### What is asked
Format the data, from its first line through the line containing "hydrant-icon (810, 562, 817, 570)", as a Markdown table with a column named Row for the row number and a column named Line for the line itself, omitting any blank lines.

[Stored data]
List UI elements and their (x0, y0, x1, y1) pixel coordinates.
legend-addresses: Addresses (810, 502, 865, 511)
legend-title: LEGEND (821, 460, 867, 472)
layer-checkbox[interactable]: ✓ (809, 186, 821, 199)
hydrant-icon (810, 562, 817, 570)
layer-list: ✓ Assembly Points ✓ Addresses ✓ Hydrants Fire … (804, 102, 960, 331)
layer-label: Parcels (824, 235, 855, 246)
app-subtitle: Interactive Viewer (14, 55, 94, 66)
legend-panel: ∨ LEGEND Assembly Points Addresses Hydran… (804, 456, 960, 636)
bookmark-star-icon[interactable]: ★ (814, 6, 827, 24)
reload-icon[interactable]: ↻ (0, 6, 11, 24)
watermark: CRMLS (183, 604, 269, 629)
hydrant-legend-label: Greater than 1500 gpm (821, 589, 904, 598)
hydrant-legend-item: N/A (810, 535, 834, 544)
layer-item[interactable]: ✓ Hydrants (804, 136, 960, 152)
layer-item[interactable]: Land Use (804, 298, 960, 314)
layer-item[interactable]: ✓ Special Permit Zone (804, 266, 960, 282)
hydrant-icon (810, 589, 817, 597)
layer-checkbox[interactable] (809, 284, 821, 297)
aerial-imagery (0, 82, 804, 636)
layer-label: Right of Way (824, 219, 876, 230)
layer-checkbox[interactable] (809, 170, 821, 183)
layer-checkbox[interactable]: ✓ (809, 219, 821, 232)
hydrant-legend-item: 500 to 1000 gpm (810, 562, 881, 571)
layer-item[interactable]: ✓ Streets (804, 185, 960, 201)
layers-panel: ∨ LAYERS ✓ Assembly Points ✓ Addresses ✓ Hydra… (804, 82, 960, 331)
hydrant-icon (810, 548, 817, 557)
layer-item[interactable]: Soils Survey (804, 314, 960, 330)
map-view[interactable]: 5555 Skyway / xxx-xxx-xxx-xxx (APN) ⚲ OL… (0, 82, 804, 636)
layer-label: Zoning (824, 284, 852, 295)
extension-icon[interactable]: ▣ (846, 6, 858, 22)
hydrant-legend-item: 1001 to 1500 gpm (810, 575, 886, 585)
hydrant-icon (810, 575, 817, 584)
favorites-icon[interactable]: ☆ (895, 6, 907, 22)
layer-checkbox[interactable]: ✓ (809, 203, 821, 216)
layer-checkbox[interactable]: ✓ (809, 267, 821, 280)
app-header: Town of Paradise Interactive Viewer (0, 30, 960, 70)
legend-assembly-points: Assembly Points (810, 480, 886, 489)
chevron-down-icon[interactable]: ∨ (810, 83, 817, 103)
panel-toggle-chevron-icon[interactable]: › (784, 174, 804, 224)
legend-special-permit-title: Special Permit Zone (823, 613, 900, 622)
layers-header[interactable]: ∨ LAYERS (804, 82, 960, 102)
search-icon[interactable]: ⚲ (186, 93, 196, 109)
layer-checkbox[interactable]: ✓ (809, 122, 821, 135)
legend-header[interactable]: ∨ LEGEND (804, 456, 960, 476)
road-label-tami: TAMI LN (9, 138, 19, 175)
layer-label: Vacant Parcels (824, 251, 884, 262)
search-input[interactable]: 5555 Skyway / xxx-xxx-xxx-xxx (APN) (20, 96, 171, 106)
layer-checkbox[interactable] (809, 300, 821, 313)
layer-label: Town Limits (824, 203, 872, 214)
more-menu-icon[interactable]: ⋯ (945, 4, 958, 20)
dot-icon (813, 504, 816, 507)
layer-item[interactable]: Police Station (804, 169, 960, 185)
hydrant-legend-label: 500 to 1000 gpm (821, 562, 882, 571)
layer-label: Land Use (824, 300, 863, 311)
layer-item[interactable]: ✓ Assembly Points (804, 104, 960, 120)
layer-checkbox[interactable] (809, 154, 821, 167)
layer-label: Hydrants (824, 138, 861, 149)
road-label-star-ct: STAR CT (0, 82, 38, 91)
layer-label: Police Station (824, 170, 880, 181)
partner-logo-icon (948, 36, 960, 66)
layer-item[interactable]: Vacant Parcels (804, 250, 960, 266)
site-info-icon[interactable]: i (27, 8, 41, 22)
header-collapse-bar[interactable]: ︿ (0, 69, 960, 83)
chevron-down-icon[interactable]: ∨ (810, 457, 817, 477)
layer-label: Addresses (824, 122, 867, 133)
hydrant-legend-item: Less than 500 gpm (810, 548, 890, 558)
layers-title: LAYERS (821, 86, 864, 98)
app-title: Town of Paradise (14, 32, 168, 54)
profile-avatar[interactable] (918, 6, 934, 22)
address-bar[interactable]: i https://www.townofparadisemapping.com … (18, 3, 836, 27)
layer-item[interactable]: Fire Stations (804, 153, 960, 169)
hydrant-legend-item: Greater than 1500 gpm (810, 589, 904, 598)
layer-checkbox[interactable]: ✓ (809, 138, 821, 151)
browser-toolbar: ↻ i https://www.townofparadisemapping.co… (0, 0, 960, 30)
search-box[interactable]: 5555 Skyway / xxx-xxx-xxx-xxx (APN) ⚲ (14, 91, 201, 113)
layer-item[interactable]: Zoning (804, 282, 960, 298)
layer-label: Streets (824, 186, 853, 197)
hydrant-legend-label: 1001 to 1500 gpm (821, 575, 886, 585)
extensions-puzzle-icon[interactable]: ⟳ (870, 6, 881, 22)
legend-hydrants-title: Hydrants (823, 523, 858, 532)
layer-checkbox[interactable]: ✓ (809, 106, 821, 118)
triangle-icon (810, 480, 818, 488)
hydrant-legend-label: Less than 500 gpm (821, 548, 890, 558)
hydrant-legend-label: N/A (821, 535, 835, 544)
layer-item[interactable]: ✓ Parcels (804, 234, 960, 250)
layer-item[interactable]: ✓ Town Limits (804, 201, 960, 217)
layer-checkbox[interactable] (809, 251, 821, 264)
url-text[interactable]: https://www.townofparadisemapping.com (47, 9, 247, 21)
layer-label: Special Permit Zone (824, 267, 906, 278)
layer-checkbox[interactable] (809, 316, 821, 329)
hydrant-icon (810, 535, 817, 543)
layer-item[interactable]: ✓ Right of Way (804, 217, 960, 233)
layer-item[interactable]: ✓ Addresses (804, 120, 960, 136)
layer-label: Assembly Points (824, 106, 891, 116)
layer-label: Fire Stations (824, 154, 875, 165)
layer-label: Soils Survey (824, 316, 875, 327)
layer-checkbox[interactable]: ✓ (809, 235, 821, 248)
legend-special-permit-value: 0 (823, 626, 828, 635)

### Task answer
| Row | Line |
|---|---|
| 1 | List UI elements and their (x0, y0, x1, y1) pixel coordinates. |
| 2 | legend-addresses: Addresses (810, 502, 865, 511) |
| 3 | legend-title: LEGEND (821, 460, 867, 472) |
| 4 | layer-checkbox[interactable]: ✓ (809, 186, 821, 199) |
| 5 | hydrant-icon (810, 562, 817, 570) |